Swap "section-divider" for "section-separator" in the items from the first line through the line containing "logo-icon [23, 19, 34, 43]", inclusive, and write those lines out again with nothing else changed.

Begin The data

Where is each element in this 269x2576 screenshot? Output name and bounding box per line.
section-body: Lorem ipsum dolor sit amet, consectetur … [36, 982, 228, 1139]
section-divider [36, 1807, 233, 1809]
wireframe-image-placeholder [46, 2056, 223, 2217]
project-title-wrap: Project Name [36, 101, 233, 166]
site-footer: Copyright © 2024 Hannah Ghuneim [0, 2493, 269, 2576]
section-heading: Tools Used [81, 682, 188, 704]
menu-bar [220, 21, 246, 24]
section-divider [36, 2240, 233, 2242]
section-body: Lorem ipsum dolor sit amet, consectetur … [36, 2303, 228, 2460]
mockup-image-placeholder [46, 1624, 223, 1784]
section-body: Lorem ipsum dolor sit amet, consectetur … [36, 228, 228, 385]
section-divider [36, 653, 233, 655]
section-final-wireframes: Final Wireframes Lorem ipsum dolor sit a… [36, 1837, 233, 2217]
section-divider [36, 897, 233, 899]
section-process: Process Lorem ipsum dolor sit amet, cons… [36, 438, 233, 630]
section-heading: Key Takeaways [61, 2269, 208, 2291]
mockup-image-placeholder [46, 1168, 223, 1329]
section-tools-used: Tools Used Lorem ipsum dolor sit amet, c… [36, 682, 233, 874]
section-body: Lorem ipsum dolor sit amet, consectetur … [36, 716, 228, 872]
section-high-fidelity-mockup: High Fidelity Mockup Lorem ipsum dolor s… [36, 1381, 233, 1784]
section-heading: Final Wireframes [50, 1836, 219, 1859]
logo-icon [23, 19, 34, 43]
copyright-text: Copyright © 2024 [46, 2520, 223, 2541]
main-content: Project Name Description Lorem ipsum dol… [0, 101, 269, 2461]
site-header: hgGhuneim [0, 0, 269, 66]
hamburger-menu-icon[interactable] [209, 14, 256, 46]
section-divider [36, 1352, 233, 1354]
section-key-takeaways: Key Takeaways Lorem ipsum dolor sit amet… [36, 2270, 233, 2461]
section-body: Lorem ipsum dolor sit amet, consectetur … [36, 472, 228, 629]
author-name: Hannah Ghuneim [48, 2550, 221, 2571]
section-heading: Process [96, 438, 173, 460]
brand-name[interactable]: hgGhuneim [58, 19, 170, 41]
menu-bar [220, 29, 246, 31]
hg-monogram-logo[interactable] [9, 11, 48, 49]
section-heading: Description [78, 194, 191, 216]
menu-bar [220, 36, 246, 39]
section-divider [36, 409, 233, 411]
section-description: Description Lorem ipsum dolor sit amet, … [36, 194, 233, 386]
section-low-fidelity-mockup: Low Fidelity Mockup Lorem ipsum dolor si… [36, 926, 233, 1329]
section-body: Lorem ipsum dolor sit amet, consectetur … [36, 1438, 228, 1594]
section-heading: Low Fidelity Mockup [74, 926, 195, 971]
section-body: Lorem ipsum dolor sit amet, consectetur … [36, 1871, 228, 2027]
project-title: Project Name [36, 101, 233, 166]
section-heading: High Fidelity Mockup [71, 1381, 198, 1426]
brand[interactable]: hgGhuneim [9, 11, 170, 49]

End The data

Response to this task =>
Where is each element in this 269x2576 screenshot? Output name and bounding box per line.
section-body: Lorem ipsum dolor sit amet, consectetur … [36, 982, 228, 1139]
section-separator [36, 1807, 233, 1809]
wireframe-image-placeholder [46, 2056, 223, 2217]
project-title-wrap: Project Name [36, 101, 233, 166]
site-footer: Copyright © 2024 Hannah Ghuneim [0, 2493, 269, 2576]
section-heading: Tools Used [81, 682, 188, 704]
menu-bar [220, 21, 246, 24]
section-separator [36, 2240, 233, 2242]
section-body: Lorem ipsum dolor sit amet, consectetur … [36, 2303, 228, 2460]
mockup-image-placeholder [46, 1624, 223, 1784]
section-body: Lorem ipsum dolor sit amet, consectetur … [36, 228, 228, 385]
section-separator [36, 653, 233, 655]
section-final-wireframes: Final Wireframes Lorem ipsum dolor sit a… [36, 1837, 233, 2217]
section-separator [36, 897, 233, 899]
section-process: Process Lorem ipsum dolor sit amet, cons… [36, 438, 233, 630]
section-heading: Key Takeaways [61, 2269, 208, 2291]
mockup-image-placeholder [46, 1168, 223, 1329]
section-tools-used: Tools Used Lorem ipsum dolor sit amet, c… [36, 682, 233, 874]
section-body: Lorem ipsum dolor sit amet, consectetur … [36, 716, 228, 872]
section-high-fidelity-mockup: High Fidelity Mockup Lorem ipsum dolor s… [36, 1381, 233, 1784]
section-heading: Final Wireframes [50, 1836, 219, 1859]
logo-icon [23, 19, 34, 43]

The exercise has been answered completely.